To be done: Retype nothing but the lines running from the line that contains "Type out the text in this image." to the last line, both ends included, and skip every image.

Input records:

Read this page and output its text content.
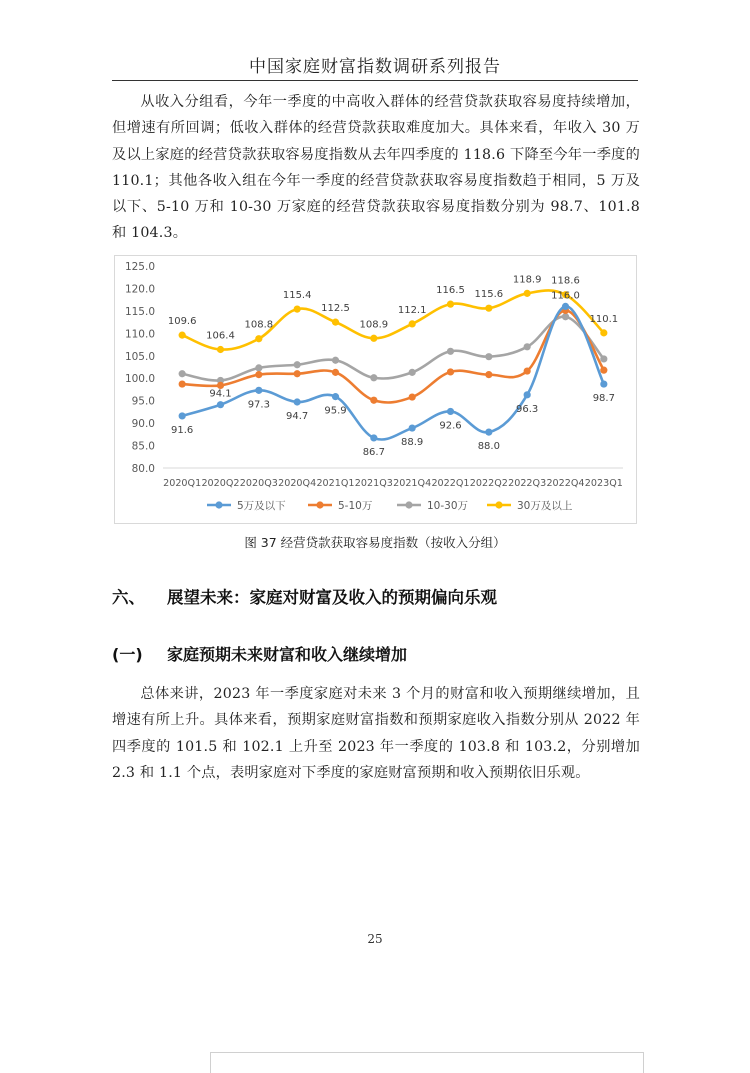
中国家庭财富指数调研系列报告

从收入分组看，今年一季度的中高收入群体的经营贷款获取容易度持续增加，但增速有所回调；低收入群体的经营贷款获取难度加大。具体来看，年收入 30 万及以上家庭的经营贷款获取容易度指数从去年四季度的 118.6 下降至今年一季度的 110.1；其他各收入组在今年一季度的经营贷款获取容易度指数趋于相同，5 万及以下、5-10 万和 10-30 万家庭的经营贷款获取容易度指数分别为 98.7、101.8 和 104.3。

80.0
85.0
90.0
95.0
100.0
105.0
110.0
115.0
120.0
125.0
2020Q1 2020Q2 2020Q3 2020Q4 2021Q1 2021Q3 2021Q4 2022Q1 2022Q2 2022Q3 2022Q4 2023Q1
91.6
94.1
97.3
94.7 95.9
86.7
88.9
92.6
88.0
96.3
116.0
98.7
109.6
106.4
108.8
115.4
112.5
108.9
112.1
116.5 115.6
118.9 118.6
110.1
5万及以下	5-10万	10-30万	30万及以上
图 37 经营贷款获取容易度指数（按收入分组）
六、 展望未来：家庭对财富及收入的预期偏向乐观
(一) 家庭预期未来财富和收入继续增加

总体来讲，2023 年一季度家庭对未来 3 个月的财富和收入预期继续增加，且增速有所上升。具体来看，预期家庭财富指数和预期家庭收入指数分别从 2022 年四季度的 101.5 和 102.1 上升至 2023 年一季度的 103.8 和 103.2，分别增加 2.3 和 1.1 个点，表明家庭对下季度的家庭财富预期和收入预期依旧乐观。

25
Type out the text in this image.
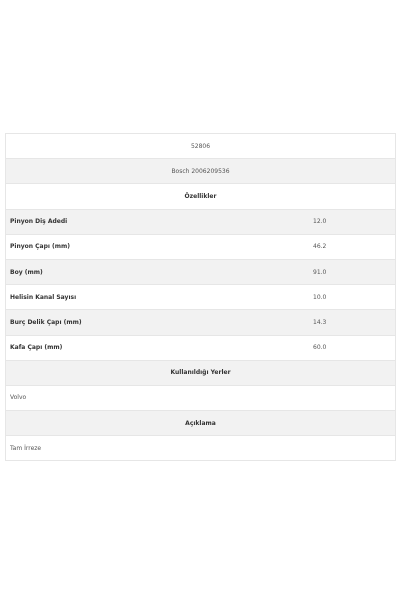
52806
Bosch 2006209536
Özellikler
Pinyon Diş Adedi	12.0
Pinyon Çapı (mm)	46.2
Boy (mm)	91.0
Helisin Kanal Sayısı	10.0
Burç Delik Çapı (mm)	14.3
Kafa Çapı (mm)	60.0
Kullanıldığı Yerler
Volvo
Açıklama
Tam İrreze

Result of this task:
Type out the text in this image.
52806
Bosch 2006209536
Özellikler
Pinyon Diş Adedi	12.0
Pinyon Çapı (mm)	46.2
Boy (mm)	91.0
Helisin Kanal Sayısı	10.0
Burç Delik Çapı (mm)	14.3
Kafa Çapı (mm)	60.0
Kullanıldığı Yerler
Volvo
Açıklama
Tam İrreze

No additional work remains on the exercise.